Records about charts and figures
|---|

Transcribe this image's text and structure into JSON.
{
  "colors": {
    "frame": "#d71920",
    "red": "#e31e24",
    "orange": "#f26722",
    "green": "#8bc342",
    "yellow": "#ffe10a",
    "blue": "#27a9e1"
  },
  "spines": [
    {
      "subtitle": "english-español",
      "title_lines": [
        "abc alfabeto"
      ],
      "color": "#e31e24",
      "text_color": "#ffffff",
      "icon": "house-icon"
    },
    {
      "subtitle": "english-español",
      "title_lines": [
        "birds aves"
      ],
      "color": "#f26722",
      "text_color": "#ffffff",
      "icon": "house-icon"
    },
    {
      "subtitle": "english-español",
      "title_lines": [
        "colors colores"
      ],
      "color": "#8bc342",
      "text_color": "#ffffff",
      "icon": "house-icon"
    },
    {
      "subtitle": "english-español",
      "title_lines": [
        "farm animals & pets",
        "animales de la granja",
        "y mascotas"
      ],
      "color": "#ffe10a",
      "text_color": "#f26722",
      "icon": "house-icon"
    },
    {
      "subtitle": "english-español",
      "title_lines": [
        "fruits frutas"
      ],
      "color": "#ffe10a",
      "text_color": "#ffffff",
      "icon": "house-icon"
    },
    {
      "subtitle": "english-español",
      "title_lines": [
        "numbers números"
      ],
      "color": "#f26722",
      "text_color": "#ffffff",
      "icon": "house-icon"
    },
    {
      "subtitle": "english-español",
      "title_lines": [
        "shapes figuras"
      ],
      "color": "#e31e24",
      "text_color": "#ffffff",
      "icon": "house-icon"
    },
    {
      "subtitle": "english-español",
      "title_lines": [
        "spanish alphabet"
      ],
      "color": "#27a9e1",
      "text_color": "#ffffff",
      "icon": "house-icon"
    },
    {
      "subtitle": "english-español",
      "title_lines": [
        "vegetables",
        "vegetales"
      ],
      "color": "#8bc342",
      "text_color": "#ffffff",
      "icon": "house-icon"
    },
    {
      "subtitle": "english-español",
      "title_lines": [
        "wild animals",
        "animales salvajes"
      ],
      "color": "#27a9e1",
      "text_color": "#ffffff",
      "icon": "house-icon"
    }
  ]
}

|---|

Retype the records in full. Keep every line identical to the original.

• Solution for this problem:
Transcribe this image's text and structure into JSON.
{
  "colors": {
    "frame": "#d71920",
    "red": "#e31e24",
    "orange": "#f26722",
    "green": "#8bc342",
    "yellow": "#ffe10a",
    "blue": "#27a9e1"
  },
  "spines": [
    {
      "subtitle": "english-español",
      "title_lines": [
        "abc alfabeto"
      ],
      "color": "#e31e24",
      "text_color": "#ffffff",
      "icon": "house-icon"
    },
    {
      "subtitle": "english-español",
      "title_lines": [
        "birds aves"
      ],
      "color": "#f26722",
      "text_color": "#ffffff",
      "icon": "house-icon"
    },
    {
      "subtitle": "english-español",
      "title_lines": [
        "colors colores"
      ],
      "color": "#8bc342",
      "text_color": "#ffffff",
      "icon": "house-icon"
    },
    {
      "subtitle": "english-español",
      "title_lines": [
        "farm animals & pets",
        "animales de la granja",
        "y mascotas"
      ],
      "color": "#ffe10a",
      "text_color": "#f26722",
      "icon": "house-icon"
    },
    {
      "subtitle": "english-español",
      "title_lines": [
        "fruits frutas"
      ],
      "color": "#ffe10a",
      "text_color": "#ffffff",
      "icon": "house-icon"
    },
    {
      "subtitle": "english-español",
      "title_lines": [
        "numbers números"
      ],
      "color": "#f26722",
      "text_color": "#ffffff",
      "icon": "house-icon"
    },
    {
      "subtitle": "english-español",
      "title_lines": [
        "shapes figuras"
      ],
      "color": "#e31e24",
      "text_color": "#ffffff",
      "icon": "house-icon"
    },
    {
      "subtitle": "english-español",
      "title_lines": [
        "spanish alphabet"
      ],
      "color": "#27a9e1",
      "text_color": "#ffffff",
      "icon": "house-icon"
    },
    {
      "subtitle": "english-español",
      "title_lines": [
        "vegetables",
        "vegetales"
      ],
      "color": "#8bc342",
      "text_color": "#ffffff",
      "icon": "house-icon"
    },
    {
      "subtitle": "english-español",
      "title_lines": [
        "wild animals",
        "animales salvajes"
      ],
      "color": "#27a9e1",
      "text_color": "#ffffff",
      "icon": "house-icon"
    }
  ]
}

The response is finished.